Work to complete: Lines holding the string "Model" are the ones to copy from this listing.
========================================================================
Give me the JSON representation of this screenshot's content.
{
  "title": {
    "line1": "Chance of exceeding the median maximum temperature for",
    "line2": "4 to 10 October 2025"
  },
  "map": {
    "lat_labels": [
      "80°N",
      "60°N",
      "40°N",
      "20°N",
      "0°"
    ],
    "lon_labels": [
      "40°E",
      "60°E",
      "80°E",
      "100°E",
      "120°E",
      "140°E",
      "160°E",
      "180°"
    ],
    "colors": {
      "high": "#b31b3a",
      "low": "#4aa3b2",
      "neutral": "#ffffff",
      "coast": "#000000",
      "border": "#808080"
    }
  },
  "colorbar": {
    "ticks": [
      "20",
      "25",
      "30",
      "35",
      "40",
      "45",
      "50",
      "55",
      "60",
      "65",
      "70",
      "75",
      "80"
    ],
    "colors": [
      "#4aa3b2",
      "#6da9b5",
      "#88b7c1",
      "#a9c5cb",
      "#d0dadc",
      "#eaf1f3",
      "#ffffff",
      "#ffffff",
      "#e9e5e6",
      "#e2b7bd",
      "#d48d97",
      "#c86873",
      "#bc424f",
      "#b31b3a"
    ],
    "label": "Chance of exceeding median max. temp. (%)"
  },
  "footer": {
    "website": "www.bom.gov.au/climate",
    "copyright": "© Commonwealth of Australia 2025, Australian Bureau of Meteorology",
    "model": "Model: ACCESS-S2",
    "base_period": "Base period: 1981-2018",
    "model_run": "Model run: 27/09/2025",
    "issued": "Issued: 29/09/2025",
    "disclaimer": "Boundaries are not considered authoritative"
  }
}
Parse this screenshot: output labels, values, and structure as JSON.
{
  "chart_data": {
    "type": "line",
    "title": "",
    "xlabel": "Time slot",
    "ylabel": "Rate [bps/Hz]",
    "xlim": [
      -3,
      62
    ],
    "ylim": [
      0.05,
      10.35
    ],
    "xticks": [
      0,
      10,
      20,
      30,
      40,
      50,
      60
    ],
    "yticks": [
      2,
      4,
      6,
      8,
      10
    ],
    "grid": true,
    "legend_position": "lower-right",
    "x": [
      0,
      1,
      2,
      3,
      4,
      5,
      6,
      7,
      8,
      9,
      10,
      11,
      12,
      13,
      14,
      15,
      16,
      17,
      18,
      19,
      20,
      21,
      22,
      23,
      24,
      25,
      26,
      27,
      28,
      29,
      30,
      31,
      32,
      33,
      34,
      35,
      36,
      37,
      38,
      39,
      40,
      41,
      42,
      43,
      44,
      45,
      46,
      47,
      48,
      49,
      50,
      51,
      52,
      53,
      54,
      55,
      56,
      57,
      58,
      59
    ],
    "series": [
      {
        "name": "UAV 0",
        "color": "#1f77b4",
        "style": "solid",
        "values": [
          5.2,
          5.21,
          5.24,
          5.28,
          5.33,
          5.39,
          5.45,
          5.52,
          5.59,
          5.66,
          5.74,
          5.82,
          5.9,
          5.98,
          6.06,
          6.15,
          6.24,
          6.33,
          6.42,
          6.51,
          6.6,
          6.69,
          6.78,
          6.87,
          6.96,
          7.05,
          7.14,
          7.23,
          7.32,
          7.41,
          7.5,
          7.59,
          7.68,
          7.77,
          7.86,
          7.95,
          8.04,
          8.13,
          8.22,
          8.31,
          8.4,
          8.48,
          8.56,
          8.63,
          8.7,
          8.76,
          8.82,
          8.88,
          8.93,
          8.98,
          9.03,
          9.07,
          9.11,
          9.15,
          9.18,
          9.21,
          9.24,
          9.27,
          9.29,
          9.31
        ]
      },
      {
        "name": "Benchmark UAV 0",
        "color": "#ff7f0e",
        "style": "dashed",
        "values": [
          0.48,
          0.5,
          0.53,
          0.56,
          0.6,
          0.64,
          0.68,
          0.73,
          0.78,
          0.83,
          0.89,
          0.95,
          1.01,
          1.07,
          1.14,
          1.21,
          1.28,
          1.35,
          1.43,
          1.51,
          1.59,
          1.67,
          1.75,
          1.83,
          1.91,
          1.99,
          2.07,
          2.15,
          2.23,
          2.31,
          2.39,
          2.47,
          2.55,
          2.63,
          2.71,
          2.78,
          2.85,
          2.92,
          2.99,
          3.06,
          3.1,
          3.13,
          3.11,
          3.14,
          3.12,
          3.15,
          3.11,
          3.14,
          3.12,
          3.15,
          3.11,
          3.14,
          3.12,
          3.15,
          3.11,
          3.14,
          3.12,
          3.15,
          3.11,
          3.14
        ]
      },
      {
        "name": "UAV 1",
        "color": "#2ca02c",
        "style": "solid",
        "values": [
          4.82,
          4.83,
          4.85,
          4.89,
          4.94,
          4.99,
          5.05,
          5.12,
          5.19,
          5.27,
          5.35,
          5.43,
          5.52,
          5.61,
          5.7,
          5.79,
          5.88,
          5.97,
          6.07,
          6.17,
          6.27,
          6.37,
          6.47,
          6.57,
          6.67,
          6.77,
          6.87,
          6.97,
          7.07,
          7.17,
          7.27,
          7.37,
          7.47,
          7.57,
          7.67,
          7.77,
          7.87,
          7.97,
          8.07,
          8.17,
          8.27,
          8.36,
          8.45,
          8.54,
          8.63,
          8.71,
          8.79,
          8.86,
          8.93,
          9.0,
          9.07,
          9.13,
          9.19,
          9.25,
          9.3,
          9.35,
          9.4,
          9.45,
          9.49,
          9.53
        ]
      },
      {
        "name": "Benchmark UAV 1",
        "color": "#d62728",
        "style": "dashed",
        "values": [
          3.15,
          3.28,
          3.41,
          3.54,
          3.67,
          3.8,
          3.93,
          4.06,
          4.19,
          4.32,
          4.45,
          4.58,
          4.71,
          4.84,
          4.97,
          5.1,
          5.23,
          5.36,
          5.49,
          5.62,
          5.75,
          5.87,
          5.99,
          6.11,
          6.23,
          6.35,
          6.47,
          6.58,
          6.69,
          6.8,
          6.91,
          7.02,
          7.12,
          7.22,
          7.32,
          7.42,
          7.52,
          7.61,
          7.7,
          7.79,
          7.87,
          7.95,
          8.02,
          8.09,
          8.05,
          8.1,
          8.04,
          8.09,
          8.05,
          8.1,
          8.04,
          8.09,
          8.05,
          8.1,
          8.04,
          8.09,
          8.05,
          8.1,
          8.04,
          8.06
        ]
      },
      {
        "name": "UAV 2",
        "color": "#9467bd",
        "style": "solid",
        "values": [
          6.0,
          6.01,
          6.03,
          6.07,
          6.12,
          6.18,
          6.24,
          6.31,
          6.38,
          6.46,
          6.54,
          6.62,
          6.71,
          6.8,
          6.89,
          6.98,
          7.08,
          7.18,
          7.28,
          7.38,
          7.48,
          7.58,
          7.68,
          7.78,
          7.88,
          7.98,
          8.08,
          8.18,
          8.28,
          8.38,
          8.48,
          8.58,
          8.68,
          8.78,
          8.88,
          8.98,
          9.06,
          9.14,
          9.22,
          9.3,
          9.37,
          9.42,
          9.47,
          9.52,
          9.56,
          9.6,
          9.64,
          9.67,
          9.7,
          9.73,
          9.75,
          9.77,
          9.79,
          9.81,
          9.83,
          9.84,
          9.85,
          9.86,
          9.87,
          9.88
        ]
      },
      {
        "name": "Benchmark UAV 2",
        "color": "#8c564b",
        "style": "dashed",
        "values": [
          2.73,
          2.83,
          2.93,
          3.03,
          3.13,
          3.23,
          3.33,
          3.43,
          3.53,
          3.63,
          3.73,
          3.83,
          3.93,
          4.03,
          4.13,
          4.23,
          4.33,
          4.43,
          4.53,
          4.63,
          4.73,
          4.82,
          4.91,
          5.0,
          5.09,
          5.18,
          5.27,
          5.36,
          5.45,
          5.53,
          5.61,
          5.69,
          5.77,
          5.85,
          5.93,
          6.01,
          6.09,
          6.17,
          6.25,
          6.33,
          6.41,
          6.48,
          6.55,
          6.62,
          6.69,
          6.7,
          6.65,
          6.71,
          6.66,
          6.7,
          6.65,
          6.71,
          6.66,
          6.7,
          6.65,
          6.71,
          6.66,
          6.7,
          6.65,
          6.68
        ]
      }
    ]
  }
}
========================================================================
Reply:
    "model": "Model: ACCESS-S2",
    "model_run": "Model run: 27/09/2025",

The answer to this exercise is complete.